TASK TO COMPLETE
All of the data should be repeated exactly; pictures are not part of the copy.

[Saved entries]
********
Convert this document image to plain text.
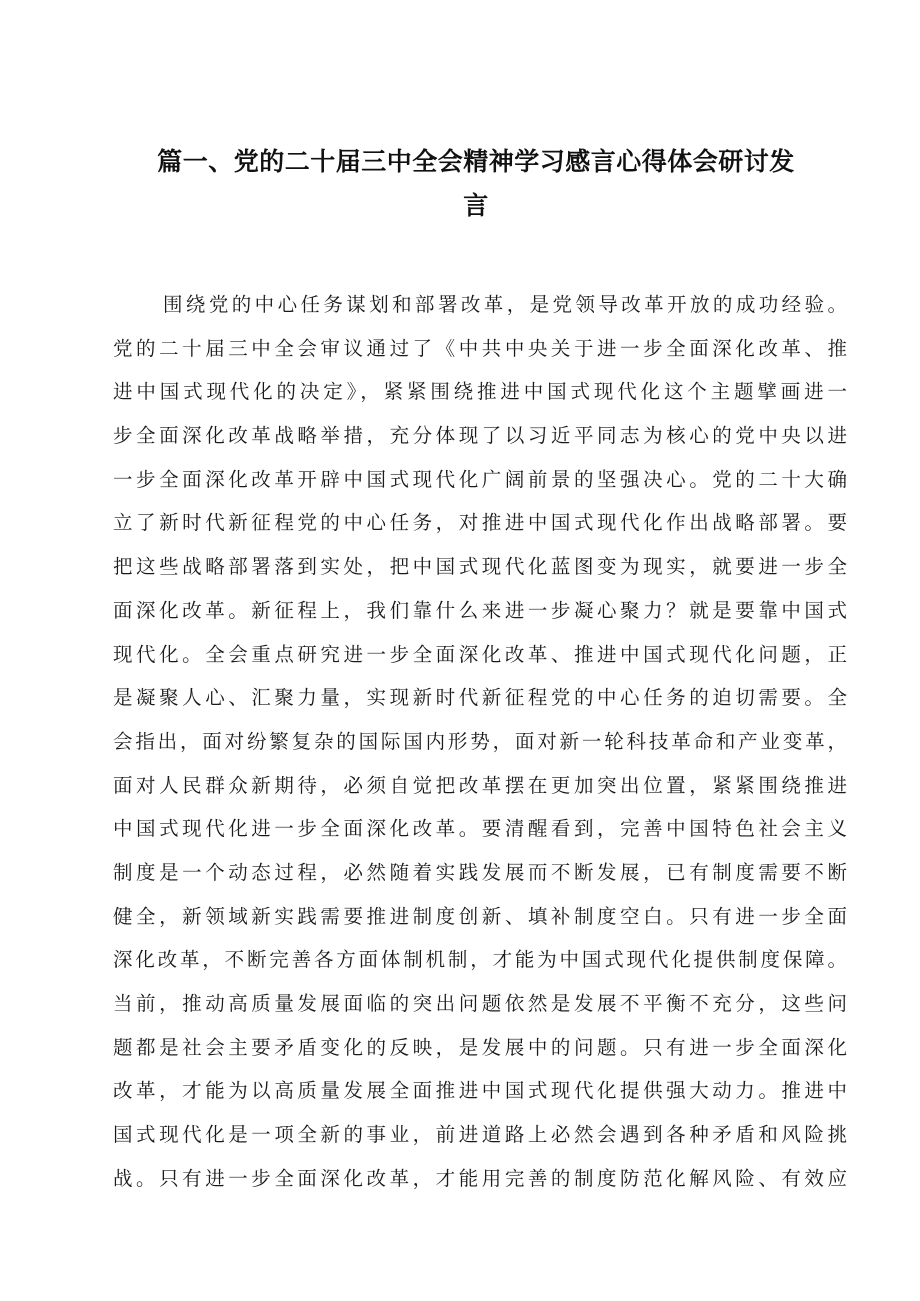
篇一、党的二十届三中全会精神学习感言心得体会研讨发
言
围绕党的中心任务谋划和部署改革，是党领导改革开放的成功经验。
党的二十届三中全会审议通过了《中共中央关于进一步全面深化改革、推
进中国式现代化的决定》，紧紧围绕推进中国式现代化这个主题擘画进一
步全面深化改革战略举措，充分体现了以习近平同志为核心的党中央以进
一步全面深化改革开辟中国式现代化广阔前景的坚强决心。党的二十大确
立了新时代新征程党的中心任务，对推进中国式现代化作出战略部署。要
把这些战略部署落到实处，把中国式现代化蓝图变为现实，就要进一步全
面深化改革。新征程上，我们靠什么来进一步凝心聚力？就是要靠中国式
现代化。全会重点研究进一步全面深化改革、推进中国式现代化问题，正
是凝聚人心、汇聚力量，实现新时代新征程党的中心任务的迫切需要。全
会指出，面对纷繁复杂的国际国内形势，面对新一轮科技革命和产业变革，
面对人民群众新期待，必须自觉把改革摆在更加突出位置，紧紧围绕推进
中国式现代化进一步全面深化改革。要清醒看到，完善中国特色社会主义
制度是一个动态过程，必然随着实践发展而不断发展，已有制度需要不断
健全，新领域新实践需要推进制度创新、填补制度空白。只有进一步全面
深化改革，不断完善各方面体制机制，才能为中国式现代化提供制度保障。
当前，推动高质量发展面临的突出问题依然是发展不平衡不充分，这些问
题都是社会主要矛盾变化的反映，是发展中的问题。只有进一步全面深化
改革，才能为以高质量发展全面推进中国式现代化提供强大动力。推进中
国式现代化是一项全新的事业，前进道路上必然会遇到各种矛盾和风险挑
战。只有进一步全面深化改革，才能用完善的制度防范化解风险、有效应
********
OUTPUT FOR THIS EXERCISE
Convert this document image to plain text.
篇一、党的二十届三中全会精神学习感言心得体会研讨发
言
围绕党的中心任务谋划和部署改革，是党领导改革开放的成功经验。
党的二十届三中全会审议通过了《中共中央关于进一步全面深化改革、推
进中国式现代化的决定》，紧紧围绕推进中国式现代化这个主题擘画进一
步全面深化改革战略举措，充分体现了以习近平同志为核心的党中央以进
一步全面深化改革开辟中国式现代化广阔前景的坚强决心。党的二十大确
立了新时代新征程党的中心任务，对推进中国式现代化作出战略部署。要
把这些战略部署落到实处，把中国式现代化蓝图变为现实，就要进一步全
面深化改革。新征程上，我们靠什么来进一步凝心聚力？就是要靠中国式
现代化。全会重点研究进一步全面深化改革、推进中国式现代化问题，正
是凝聚人心、汇聚力量，实现新时代新征程党的中心任务的迫切需要。全
会指出，面对纷繁复杂的国际国内形势，面对新一轮科技革命和产业变革，
面对人民群众新期待，必须自觉把改革摆在更加突出位置，紧紧围绕推进
中国式现代化进一步全面深化改革。要清醒看到，完善中国特色社会主义
制度是一个动态过程，必然随着实践发展而不断发展，已有制度需要不断
健全，新领域新实践需要推进制度创新、填补制度空白。只有进一步全面
深化改革，不断完善各方面体制机制，才能为中国式现代化提供制度保障。
当前，推动高质量发展面临的突出问题依然是发展不平衡不充分，这些问
题都是社会主要矛盾变化的反映，是发展中的问题。只有进一步全面深化
改革，才能为以高质量发展全面推进中国式现代化提供强大动力。推进中
国式现代化是一项全新的事业，前进道路上必然会遇到各种矛盾和风险挑
战。只有进一步全面深化改革，才能用完善的制度防范化解风险、有效应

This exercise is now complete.